Nothing may be dropped or altered: reproduce all the data.
[BEGIN]
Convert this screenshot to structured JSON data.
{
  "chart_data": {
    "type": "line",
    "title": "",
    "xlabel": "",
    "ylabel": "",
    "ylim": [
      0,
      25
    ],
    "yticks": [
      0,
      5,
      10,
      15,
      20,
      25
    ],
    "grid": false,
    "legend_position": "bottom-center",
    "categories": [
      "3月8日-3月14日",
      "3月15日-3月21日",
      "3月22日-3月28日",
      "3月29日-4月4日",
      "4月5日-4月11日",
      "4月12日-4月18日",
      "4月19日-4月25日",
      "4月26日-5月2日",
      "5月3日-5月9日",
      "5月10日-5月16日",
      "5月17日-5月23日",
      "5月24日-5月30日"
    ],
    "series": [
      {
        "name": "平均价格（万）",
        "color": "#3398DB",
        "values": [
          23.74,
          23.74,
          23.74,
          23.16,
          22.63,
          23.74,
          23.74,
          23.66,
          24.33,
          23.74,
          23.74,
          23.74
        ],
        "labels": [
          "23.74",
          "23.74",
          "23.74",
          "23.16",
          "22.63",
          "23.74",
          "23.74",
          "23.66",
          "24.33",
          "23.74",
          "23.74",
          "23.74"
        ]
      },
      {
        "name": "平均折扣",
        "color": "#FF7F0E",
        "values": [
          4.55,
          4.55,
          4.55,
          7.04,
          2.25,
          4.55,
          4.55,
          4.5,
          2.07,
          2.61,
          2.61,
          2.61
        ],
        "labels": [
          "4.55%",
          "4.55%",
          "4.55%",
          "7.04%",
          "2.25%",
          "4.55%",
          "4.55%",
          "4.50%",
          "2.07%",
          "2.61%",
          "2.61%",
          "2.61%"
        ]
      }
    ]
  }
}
[END]
**Solution below:**
Convert this screenshot to structured JSON data.
{
  "chart_data": {
    "type": "line",
    "title": "",
    "xlabel": "",
    "ylabel": "",
    "ylim": [
      0,
      25
    ],
    "yticks": [
      0,
      5,
      10,
      15,
      20,
      25
    ],
    "grid": false,
    "legend_position": "bottom-center",
    "categories": [
      "3月8日-3月14日",
      "3月15日-3月21日",
      "3月22日-3月28日",
      "3月29日-4月4日",
      "4月5日-4月11日",
      "4月12日-4月18日",
      "4月19日-4月25日",
      "4月26日-5月2日",
      "5月3日-5月9日",
      "5月10日-5月16日",
      "5月17日-5月23日",
      "5月24日-5月30日"
    ],
    "series": [
      {
        "name": "平均价格（万）",
        "color": "#3398DB",
        "values": [
          23.74,
          23.74,
          23.74,
          23.16,
          22.63,
          23.74,
          23.74,
          23.66,
          24.33,
          23.74,
          23.74,
          23.74
        ],
        "labels": [
          "23.74",
          "23.74",
          "23.74",
          "23.16",
          "22.63",
          "23.74",
          "23.74",
          "23.66",
          "24.33",
          "23.74",
          "23.74",
          "23.74"
        ]
      },
      {
        "name": "平均折扣",
        "color": "#FF7F0E",
        "values": [
          4.55,
          4.55,
          4.55,
          7.04,
          2.25,
          4.55,
          4.55,
          4.5,
          2.07,
          2.61,
          2.61,
          2.61
        ],
        "labels": [
          "4.55%",
          "4.55%",
          "4.55%",
          "7.04%",
          "2.25%",
          "4.55%",
          "4.55%",
          "4.50%",
          "2.07%",
          "2.61%",
          "2.61%",
          "2.61%"
        ]
      }
    ]
  }
}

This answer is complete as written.